Could you quote, word for word, the stretch of the text below on Nintendo's upcoming Wii U games that opens with the words containing "What’s coming between" and closes with "a mini-foosball table)."?

Exercise text -
★ ★ ★
Iwata confirmed that Nintendo won’t offer new games in January or February and apologized for this, but said “Nintendo takes seriously its responsibility to offer a steady stream of new titles in the very early days of a new platform to establish a good lineup of software.” Why the delay? Because, says Iwata, “We firmly believe we have to offer quality experiences when we release new titles.” No argument there.


What’s coming between spring and summer? Iwata identified several titles: Game & Wario, Wii Fit U, Pikmin 3, LEGO City Undercover and The Wonderful 101. But don’t get too excited: These were originally slated to hit by March.


We also caught another glimpse of Bayonetta 2 (as well as the female protagonist’s backside), heard a bit about Super Smash Bros. U and why it’ll probably be a while before we see it (screens at E3), and then Iwata talked about, well, a bunch of stuff we already knew was in the offing: a new unnamed Super Mario game by the team that developed the Super Mario Galaxy and Super Mario 3D Land platformers, a new Mario Kart racer (both set to be playable at E3) and a new Wii Party game (Iwata showed video of someone shaking a Wii U GamePad to roll dice as well as two players using a GamePad like a mini-foosball table).
★ ★ ★
[Stored data entries]
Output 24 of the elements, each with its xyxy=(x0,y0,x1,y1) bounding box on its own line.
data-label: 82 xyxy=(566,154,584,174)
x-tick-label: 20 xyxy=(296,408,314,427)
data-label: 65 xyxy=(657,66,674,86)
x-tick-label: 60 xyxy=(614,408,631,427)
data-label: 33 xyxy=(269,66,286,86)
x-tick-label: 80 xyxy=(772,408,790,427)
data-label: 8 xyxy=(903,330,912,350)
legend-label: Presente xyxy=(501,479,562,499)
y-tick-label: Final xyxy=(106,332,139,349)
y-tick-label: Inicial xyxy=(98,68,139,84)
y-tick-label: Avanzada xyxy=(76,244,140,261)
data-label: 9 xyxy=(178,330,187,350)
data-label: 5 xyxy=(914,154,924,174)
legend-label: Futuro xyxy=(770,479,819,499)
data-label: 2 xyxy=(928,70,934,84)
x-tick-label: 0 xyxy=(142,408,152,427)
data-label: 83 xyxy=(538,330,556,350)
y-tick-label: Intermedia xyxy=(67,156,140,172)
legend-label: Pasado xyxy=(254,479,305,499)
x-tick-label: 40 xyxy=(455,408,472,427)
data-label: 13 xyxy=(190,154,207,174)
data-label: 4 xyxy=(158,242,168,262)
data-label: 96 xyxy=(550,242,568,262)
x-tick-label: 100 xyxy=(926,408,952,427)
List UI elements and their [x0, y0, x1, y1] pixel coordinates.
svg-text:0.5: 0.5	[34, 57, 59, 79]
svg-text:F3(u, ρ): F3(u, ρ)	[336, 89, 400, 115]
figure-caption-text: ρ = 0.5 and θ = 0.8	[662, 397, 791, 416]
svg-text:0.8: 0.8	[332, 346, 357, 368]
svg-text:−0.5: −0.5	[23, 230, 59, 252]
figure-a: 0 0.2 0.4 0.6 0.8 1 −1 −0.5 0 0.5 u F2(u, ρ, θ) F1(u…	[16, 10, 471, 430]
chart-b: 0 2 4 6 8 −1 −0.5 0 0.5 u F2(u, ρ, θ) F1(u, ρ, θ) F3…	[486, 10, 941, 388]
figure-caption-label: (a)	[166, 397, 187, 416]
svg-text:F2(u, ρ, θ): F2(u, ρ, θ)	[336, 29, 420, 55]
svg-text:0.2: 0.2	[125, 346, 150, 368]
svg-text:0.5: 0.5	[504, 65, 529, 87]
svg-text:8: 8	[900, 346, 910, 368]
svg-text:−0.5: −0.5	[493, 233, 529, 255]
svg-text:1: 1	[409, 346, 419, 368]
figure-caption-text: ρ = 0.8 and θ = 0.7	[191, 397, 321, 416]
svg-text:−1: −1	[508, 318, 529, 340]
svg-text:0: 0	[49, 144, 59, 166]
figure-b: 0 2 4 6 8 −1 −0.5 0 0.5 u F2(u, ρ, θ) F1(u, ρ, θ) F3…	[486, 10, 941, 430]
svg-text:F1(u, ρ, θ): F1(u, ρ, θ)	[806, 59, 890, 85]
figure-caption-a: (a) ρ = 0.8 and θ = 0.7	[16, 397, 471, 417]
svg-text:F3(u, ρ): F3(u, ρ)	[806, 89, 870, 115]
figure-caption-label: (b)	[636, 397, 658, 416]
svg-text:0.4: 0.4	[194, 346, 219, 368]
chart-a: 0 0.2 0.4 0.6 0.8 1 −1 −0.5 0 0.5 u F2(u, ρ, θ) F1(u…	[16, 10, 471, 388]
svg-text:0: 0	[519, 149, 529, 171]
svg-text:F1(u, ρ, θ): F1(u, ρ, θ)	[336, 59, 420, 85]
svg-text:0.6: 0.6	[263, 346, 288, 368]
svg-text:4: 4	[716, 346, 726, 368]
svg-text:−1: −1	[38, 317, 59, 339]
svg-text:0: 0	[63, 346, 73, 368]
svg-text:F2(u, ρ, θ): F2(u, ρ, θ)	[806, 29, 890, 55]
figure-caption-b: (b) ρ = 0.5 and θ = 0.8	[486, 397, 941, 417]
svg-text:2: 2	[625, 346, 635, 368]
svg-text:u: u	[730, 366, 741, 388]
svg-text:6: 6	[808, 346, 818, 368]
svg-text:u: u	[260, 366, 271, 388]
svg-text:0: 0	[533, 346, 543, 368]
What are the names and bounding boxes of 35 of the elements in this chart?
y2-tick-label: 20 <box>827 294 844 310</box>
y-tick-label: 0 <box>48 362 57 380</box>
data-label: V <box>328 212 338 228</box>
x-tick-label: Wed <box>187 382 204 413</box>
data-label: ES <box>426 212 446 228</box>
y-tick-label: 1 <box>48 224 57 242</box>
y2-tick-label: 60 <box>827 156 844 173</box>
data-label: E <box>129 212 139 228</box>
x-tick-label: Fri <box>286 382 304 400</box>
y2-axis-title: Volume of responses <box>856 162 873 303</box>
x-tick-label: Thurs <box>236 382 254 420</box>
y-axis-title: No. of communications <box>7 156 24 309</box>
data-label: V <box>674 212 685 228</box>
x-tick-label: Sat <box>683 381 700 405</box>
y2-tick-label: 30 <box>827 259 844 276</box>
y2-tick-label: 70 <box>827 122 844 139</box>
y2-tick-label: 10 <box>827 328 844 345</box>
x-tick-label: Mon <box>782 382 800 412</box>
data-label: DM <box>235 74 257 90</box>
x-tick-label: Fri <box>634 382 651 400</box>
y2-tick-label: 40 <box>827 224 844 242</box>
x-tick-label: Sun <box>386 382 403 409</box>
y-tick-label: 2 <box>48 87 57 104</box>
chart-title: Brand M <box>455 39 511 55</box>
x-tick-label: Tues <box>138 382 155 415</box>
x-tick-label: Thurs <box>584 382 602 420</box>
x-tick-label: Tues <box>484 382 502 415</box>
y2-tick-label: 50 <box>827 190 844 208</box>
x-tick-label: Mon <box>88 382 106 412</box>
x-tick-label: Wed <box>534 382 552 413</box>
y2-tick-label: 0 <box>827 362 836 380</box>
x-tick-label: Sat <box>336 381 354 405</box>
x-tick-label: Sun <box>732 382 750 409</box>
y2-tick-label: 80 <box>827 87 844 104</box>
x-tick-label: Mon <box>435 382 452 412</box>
★ ★ ★
Result below -
What’s coming between spring and summer? Iwata identified several titles: Game & Wario, Wii Fit U, Pikmin 3, LEGO City Undercover and The Wonderful 101. But don’t get too excited: These were originally slated to hit by March.


We also caught another glimpse of Bayonetta 2 (as well as the female protagonist’s backside), heard a bit about Super Smash Bros. U and why it’ll probably be a while before we see it (screens at E3), and then Iwata talked about, well, a bunch of stuff we already knew was in the offing: a new unnamed Super Mario game by the team that developed the Super Mario Galaxy and Super Mario 3D Land platformers, a new Mario Kart racer (both set to be playable at E3) and a new Wii Party game (Iwata showed video of someone shaking a Wii U GamePad to roll dice as well as two players using a GamePad like a mini-foosball table).